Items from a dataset
━━━━

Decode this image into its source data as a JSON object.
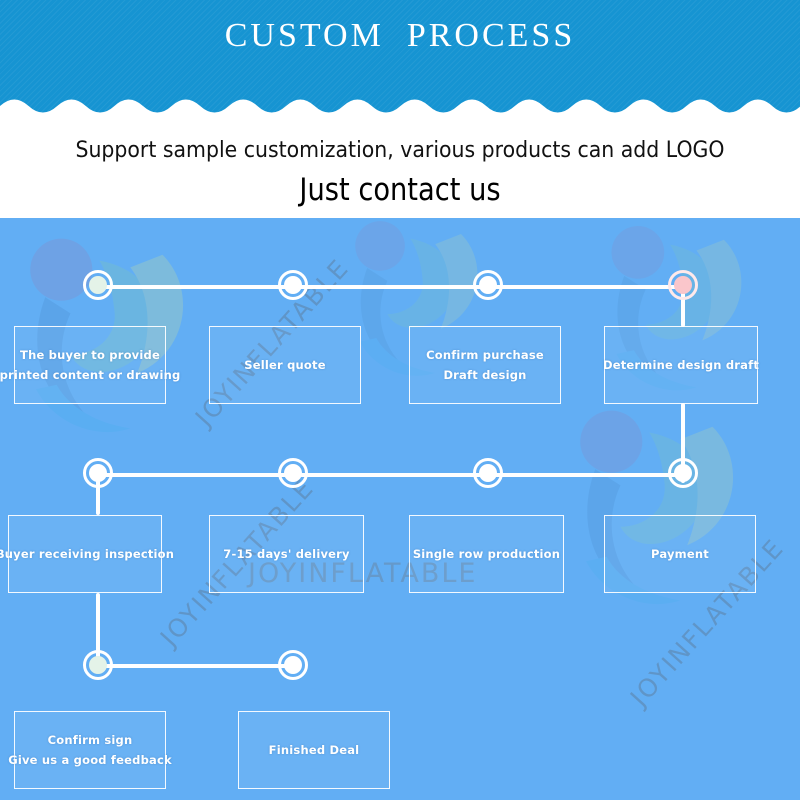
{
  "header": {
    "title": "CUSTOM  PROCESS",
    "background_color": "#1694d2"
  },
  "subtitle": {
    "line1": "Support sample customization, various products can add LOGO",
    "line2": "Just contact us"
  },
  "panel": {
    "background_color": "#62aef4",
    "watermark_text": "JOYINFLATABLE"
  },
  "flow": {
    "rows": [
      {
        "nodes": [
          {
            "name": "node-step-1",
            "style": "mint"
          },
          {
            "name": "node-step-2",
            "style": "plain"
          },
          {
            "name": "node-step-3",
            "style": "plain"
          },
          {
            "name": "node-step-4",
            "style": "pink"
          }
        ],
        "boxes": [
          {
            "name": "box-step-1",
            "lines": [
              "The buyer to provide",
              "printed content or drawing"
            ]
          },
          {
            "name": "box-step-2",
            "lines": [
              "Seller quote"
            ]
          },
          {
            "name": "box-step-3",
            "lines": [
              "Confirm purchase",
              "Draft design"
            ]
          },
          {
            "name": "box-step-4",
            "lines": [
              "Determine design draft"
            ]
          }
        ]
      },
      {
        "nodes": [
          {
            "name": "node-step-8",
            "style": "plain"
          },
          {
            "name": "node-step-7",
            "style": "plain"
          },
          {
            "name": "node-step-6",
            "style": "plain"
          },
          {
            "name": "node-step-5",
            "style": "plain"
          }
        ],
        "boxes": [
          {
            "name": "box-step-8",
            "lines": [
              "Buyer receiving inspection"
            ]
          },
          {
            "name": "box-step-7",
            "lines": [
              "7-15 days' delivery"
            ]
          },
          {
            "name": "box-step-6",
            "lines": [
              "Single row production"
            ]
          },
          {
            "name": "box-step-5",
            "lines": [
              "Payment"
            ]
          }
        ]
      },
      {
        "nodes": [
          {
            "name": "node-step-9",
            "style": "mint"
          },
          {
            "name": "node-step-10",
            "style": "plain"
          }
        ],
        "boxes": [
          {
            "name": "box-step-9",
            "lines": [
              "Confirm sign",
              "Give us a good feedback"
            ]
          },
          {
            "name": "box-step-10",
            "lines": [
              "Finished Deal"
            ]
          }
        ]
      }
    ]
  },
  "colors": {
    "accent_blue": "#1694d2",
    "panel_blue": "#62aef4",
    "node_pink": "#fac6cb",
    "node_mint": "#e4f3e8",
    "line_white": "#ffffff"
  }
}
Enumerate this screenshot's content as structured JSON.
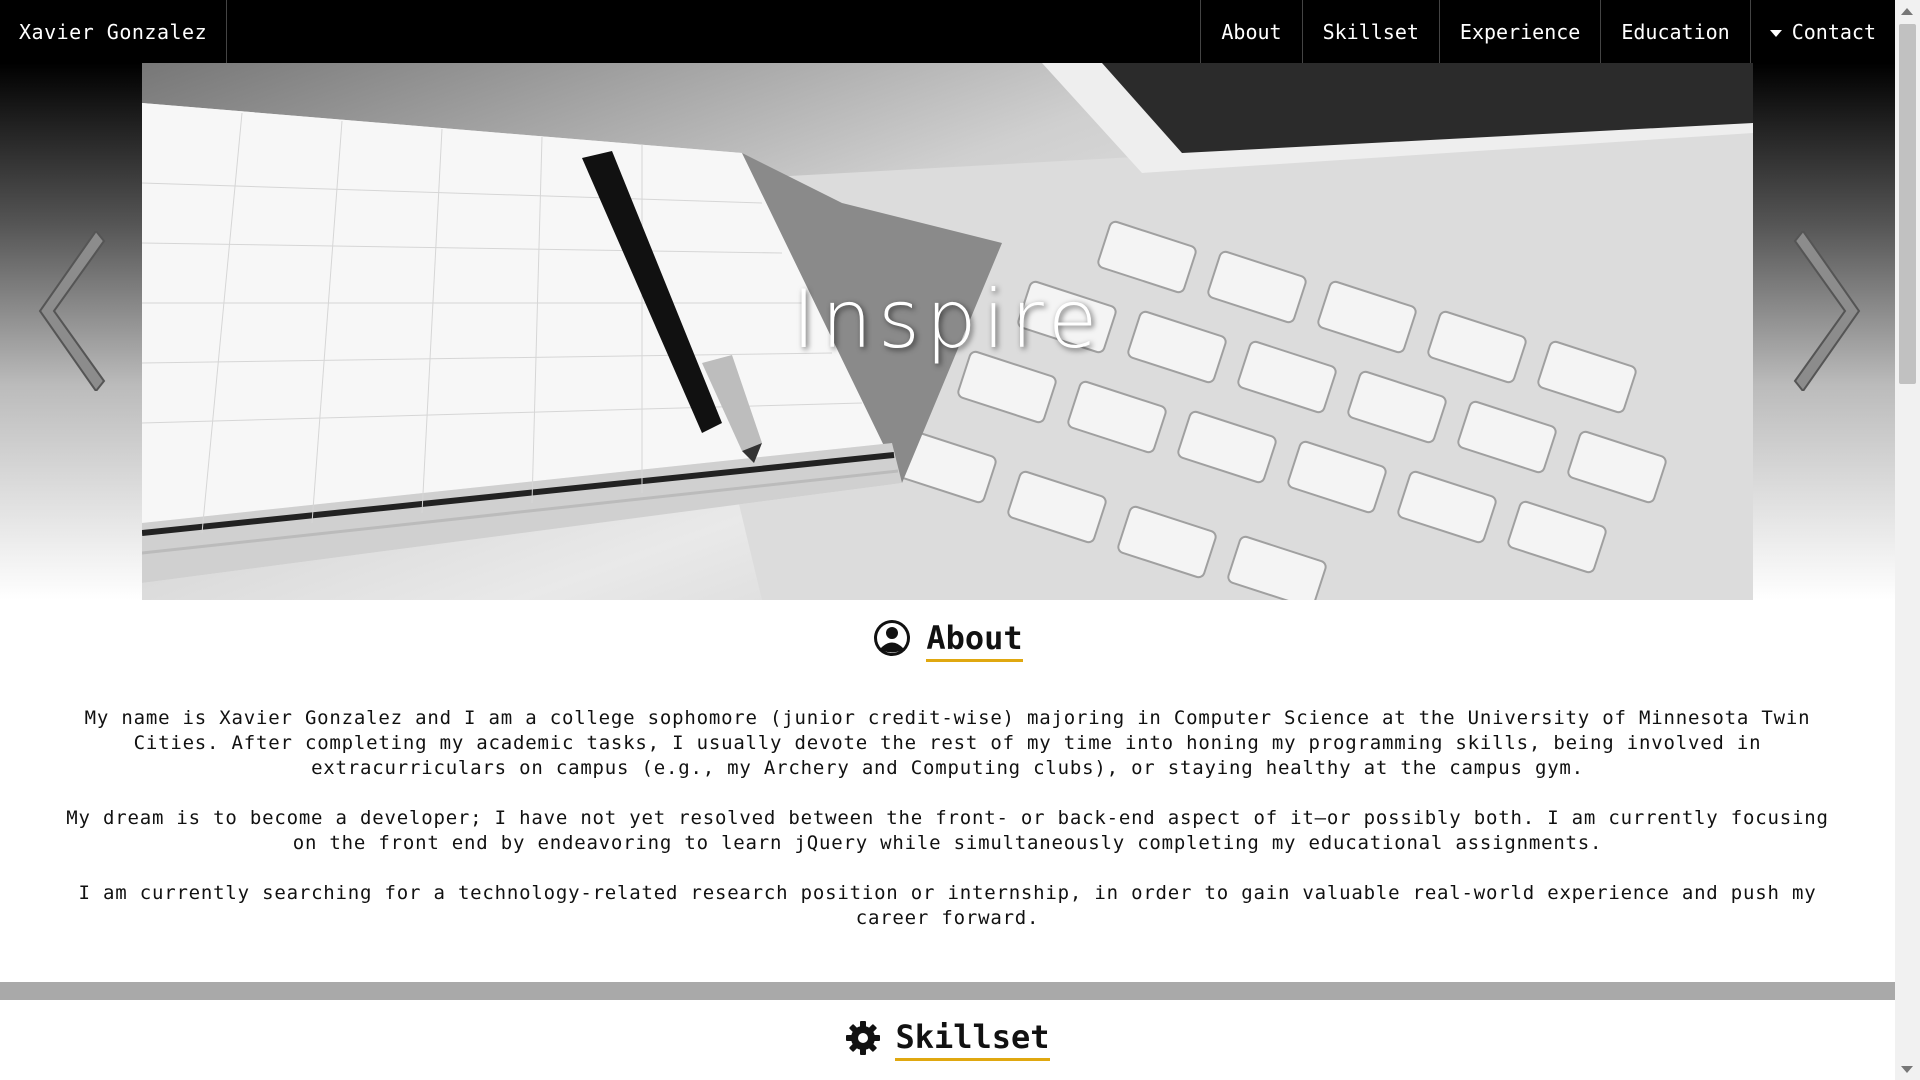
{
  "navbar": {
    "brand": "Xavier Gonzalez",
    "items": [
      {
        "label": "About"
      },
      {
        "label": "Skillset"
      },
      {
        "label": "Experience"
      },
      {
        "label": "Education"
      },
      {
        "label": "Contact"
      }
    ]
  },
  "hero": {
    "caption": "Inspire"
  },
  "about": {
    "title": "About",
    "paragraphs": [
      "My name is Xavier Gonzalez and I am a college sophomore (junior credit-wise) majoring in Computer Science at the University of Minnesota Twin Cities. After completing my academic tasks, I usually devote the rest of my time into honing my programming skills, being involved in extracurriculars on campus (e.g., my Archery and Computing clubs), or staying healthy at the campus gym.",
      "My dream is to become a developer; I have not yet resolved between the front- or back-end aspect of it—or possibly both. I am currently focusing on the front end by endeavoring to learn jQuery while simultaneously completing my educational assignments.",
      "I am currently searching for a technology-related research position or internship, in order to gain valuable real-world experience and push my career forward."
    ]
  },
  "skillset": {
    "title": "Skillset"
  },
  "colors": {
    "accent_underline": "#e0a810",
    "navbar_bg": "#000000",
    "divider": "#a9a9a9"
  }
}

━━━━

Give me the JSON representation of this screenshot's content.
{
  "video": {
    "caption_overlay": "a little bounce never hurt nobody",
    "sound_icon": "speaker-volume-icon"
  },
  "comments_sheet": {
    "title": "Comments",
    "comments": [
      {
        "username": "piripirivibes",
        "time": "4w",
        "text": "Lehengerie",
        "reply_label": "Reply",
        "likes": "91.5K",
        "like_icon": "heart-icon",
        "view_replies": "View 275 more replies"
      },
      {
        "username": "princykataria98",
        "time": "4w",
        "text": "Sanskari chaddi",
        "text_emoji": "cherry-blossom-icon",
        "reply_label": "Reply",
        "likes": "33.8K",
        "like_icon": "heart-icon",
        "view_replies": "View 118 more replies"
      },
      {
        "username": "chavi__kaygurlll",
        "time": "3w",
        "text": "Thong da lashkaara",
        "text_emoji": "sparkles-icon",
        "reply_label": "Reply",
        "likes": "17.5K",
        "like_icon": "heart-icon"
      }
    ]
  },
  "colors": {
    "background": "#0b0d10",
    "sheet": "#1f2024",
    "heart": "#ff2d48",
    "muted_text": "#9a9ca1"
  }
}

━━━━

=== Work to do ===
Look through the entries and find each line that has the string "Xavier". Copy those lines.

=== Output of the exercise ===
    "brand": "Xavier Gonzalez",
      "My name is Xavier Gonzalez and I am a college sophomore (junior credit-wise) majoring in Computer Science at the University of Minnesota Twin Cities. After completing my academic tasks, I usually devote the rest of my time into honing my programming skills, being involved in extracurriculars on campus (e.g., my Archery and Computing clubs), or staying healthy at the campus gym.",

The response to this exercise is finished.